> **Instruction**
Please return every one of the following items word for word, with each line left unchanged.

> **Recorded information**
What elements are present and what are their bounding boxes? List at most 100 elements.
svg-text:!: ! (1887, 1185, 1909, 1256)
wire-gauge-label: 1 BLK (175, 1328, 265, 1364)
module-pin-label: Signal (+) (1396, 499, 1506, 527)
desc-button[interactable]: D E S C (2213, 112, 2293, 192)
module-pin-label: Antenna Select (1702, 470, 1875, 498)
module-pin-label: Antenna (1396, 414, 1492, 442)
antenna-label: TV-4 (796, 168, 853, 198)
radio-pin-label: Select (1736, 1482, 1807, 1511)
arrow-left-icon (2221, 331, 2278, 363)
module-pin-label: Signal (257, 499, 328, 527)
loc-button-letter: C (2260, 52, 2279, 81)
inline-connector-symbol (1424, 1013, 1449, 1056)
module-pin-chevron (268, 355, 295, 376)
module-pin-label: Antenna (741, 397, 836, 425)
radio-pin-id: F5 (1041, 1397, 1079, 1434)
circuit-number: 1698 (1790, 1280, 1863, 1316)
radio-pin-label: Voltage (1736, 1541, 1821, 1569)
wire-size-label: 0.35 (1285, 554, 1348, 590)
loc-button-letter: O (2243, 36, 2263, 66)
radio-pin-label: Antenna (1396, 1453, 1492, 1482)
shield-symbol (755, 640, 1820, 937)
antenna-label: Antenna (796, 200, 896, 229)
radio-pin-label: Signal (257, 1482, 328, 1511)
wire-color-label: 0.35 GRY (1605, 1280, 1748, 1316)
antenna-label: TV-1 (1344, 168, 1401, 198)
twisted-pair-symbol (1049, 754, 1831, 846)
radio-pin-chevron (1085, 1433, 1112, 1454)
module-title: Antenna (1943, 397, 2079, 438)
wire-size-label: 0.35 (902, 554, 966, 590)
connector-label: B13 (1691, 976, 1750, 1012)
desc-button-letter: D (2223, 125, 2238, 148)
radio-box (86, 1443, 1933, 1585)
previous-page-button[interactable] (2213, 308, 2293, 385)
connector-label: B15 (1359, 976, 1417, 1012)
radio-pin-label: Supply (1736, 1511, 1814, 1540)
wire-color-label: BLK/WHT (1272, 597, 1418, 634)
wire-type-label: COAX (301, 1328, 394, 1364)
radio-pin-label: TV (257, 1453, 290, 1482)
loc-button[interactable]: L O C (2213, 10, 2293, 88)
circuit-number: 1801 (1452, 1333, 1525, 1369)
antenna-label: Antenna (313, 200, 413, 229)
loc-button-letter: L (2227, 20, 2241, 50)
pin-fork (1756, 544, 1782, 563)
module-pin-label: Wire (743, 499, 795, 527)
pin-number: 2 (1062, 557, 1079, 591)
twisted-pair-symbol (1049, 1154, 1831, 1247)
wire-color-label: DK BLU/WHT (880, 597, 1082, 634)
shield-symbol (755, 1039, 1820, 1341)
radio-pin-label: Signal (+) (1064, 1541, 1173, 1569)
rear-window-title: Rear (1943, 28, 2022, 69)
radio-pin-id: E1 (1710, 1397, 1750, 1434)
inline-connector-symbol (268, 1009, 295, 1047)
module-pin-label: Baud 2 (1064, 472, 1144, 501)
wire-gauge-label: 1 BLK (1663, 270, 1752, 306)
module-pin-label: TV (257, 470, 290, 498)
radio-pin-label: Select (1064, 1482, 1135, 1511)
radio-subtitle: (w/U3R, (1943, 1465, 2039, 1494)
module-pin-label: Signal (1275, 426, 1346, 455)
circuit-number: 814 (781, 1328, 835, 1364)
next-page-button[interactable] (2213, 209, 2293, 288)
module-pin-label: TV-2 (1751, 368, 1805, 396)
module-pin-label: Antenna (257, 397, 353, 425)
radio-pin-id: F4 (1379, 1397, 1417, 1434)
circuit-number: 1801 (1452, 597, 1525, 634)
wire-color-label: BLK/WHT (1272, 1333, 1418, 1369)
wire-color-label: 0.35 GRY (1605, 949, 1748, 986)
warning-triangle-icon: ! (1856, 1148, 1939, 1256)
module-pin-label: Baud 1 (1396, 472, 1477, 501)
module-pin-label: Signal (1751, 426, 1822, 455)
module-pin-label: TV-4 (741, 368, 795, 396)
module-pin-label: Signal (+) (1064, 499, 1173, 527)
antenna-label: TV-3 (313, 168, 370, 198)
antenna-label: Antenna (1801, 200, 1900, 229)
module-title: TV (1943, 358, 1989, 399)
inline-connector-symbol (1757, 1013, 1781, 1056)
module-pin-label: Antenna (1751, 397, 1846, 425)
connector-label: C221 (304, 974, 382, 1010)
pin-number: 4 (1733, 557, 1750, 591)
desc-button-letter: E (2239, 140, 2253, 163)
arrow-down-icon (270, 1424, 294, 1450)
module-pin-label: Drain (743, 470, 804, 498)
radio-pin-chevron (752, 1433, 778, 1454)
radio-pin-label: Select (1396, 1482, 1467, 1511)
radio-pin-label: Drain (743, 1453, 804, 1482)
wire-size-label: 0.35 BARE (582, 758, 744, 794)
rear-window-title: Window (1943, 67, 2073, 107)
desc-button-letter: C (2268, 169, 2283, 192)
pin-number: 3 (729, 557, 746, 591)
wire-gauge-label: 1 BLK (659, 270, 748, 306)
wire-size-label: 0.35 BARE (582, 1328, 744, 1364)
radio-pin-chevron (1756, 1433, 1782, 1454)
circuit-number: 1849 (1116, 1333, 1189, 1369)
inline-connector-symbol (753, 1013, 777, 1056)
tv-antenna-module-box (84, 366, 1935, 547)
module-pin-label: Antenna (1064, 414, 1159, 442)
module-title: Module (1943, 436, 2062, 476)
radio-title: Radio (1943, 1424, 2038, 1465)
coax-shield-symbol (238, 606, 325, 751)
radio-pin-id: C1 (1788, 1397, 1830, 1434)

> **Finished exercise**
What elements are present and what are their bounding boxes? List at most 100 elements.
svg-text:!: ! (1887, 1185, 1909, 1256)
wire-gauge-label: 1 BLK (175, 1328, 265, 1364)
module-pin-label: Signal (+) (1396, 499, 1506, 527)
desc-button[interactable]: D E S C (2213, 112, 2293, 192)
module-pin-label: Antenna Select (1702, 470, 1875, 498)
module-pin-label: Antenna (1396, 414, 1492, 442)
antenna-label: TV-4 (796, 168, 853, 198)
radio-pin-label: Select (1736, 1482, 1807, 1511)
arrow-left-icon (2221, 331, 2278, 363)
module-pin-label: Signal (257, 499, 328, 527)
loc-button-letter: C (2260, 52, 2279, 81)
inline-connector-symbol (1424, 1013, 1449, 1056)
module-pin-chevron (268, 355, 295, 376)
module-pin-label: Antenna (741, 397, 836, 425)
radio-pin-id: F5 (1041, 1397, 1079, 1434)
circuit-number: 1698 (1790, 1280, 1863, 1316)
radio-pin-label: Voltage (1736, 1541, 1821, 1569)
wire-size-label: 0.35 (1285, 554, 1348, 590)
loc-button-letter: O (2243, 36, 2263, 66)
radio-pin-label: Antenna (1396, 1453, 1492, 1482)
shield-symbol (755, 640, 1820, 937)
antenna-label: Antenna (796, 200, 896, 229)
radio-pin-label: Signal (257, 1482, 328, 1511)
wire-color-label: 0.35 GRY (1605, 1280, 1748, 1316)
antenna-label: TV-1 (1344, 168, 1401, 198)
twisted-pair-symbol (1049, 754, 1831, 846)
radio-pin-chevron (1085, 1433, 1112, 1454)
module-title: Antenna (1943, 397, 2079, 438)
wire-size-label: 0.35 (902, 554, 966, 590)
connector-label: B13 (1691, 976, 1750, 1012)
desc-button-letter: D (2223, 125, 2238, 148)
radio-box (86, 1443, 1933, 1585)
previous-page-button[interactable] (2213, 308, 2293, 385)
connector-label: B15 (1359, 976, 1417, 1012)
radio-pin-label: Supply (1736, 1511, 1814, 1540)
wire-color-label: BLK/WHT (1272, 597, 1418, 634)
wire-type-label: COAX (301, 1328, 394, 1364)
radio-pin-label: TV (257, 1453, 290, 1482)
loc-button[interactable]: L O C (2213, 10, 2293, 88)
circuit-number: 1801 (1452, 1333, 1525, 1369)
antenna-label: Antenna (313, 200, 413, 229)
loc-button-letter: L (2227, 20, 2241, 50)
pin-fork (1756, 544, 1782, 563)
module-pin-label: Wire (743, 499, 795, 527)
pin-number: 2 (1062, 557, 1079, 591)
twisted-pair-symbol (1049, 1154, 1831, 1247)
wire-color-label: DK BLU/WHT (880, 597, 1082, 634)
shield-symbol (755, 1039, 1820, 1341)
radio-pin-label: Signal (+) (1064, 1541, 1173, 1569)
rear-window-title: Rear (1943, 28, 2022, 69)
radio-pin-id: E1 (1710, 1397, 1750, 1434)
inline-connector-symbol (268, 1009, 295, 1047)
module-pin-label: Baud 2 (1064, 472, 1144, 501)
wire-gauge-label: 1 BLK (1663, 270, 1752, 306)
module-pin-label: TV (257, 470, 290, 498)
radio-pin-label: Select (1064, 1482, 1135, 1511)
radio-subtitle: (w/U3R, (1943, 1465, 2039, 1494)
module-pin-label: Signal (1275, 426, 1346, 455)
circuit-number: 814 (781, 1328, 835, 1364)
next-page-button[interactable] (2213, 209, 2293, 288)
module-pin-label: TV-2 (1751, 368, 1805, 396)
module-pin-label: Antenna (257, 397, 353, 425)
radio-pin-id: F4 (1379, 1397, 1417, 1434)
circuit-number: 1801 (1452, 597, 1525, 634)
wire-color-label: BLK/WHT (1272, 1333, 1418, 1369)
wire-color-label: 0.35 GRY (1605, 949, 1748, 986)
warning-triangle-icon: ! (1856, 1148, 1939, 1256)
module-pin-label: Baud 1 (1396, 472, 1477, 501)
module-pin-label: Signal (1751, 426, 1822, 455)
module-pin-label: TV-4 (741, 368, 795, 396)
module-pin-label: Signal (+) (1064, 499, 1173, 527)
antenna-label: TV-3 (313, 168, 370, 198)
antenna-label: Antenna (1801, 200, 1900, 229)
module-title: TV (1943, 358, 1989, 399)
inline-connector-symbol (1757, 1013, 1781, 1056)
module-pin-label: Antenna (1751, 397, 1846, 425)
connector-label: C221 (304, 974, 382, 1010)
pin-number: 4 (1733, 557, 1750, 591)
desc-button-letter: E (2239, 140, 2253, 163)
arrow-down-icon (270, 1424, 294, 1450)
module-pin-label: Drain (743, 470, 804, 498)
radio-pin-chevron (752, 1433, 778, 1454)
radio-pin-label: Select (1396, 1482, 1467, 1511)
radio-pin-label: Drain (743, 1453, 804, 1482)
wire-size-label: 0.35 BARE (582, 758, 744, 794)
rear-window-title: Window (1943, 67, 2073, 107)
desc-button-letter: C (2268, 169, 2283, 192)
pin-number: 3 (729, 557, 746, 591)
wire-gauge-label: 1 BLK (659, 270, 748, 306)
wire-size-label: 0.35 BARE (582, 1328, 744, 1364)
radio-pin-chevron (1756, 1433, 1782, 1454)
circuit-number: 1849 (1116, 1333, 1189, 1369)
inline-connector-symbol (753, 1013, 777, 1056)
tv-antenna-module-box (84, 366, 1935, 547)
module-pin-label: Antenna (1064, 414, 1159, 442)
module-title: Module (1943, 436, 2062, 476)
radio-title: Radio (1943, 1424, 2038, 1465)
coax-shield-symbol (238, 606, 325, 751)
radio-pin-id: C1 (1788, 1397, 1830, 1434)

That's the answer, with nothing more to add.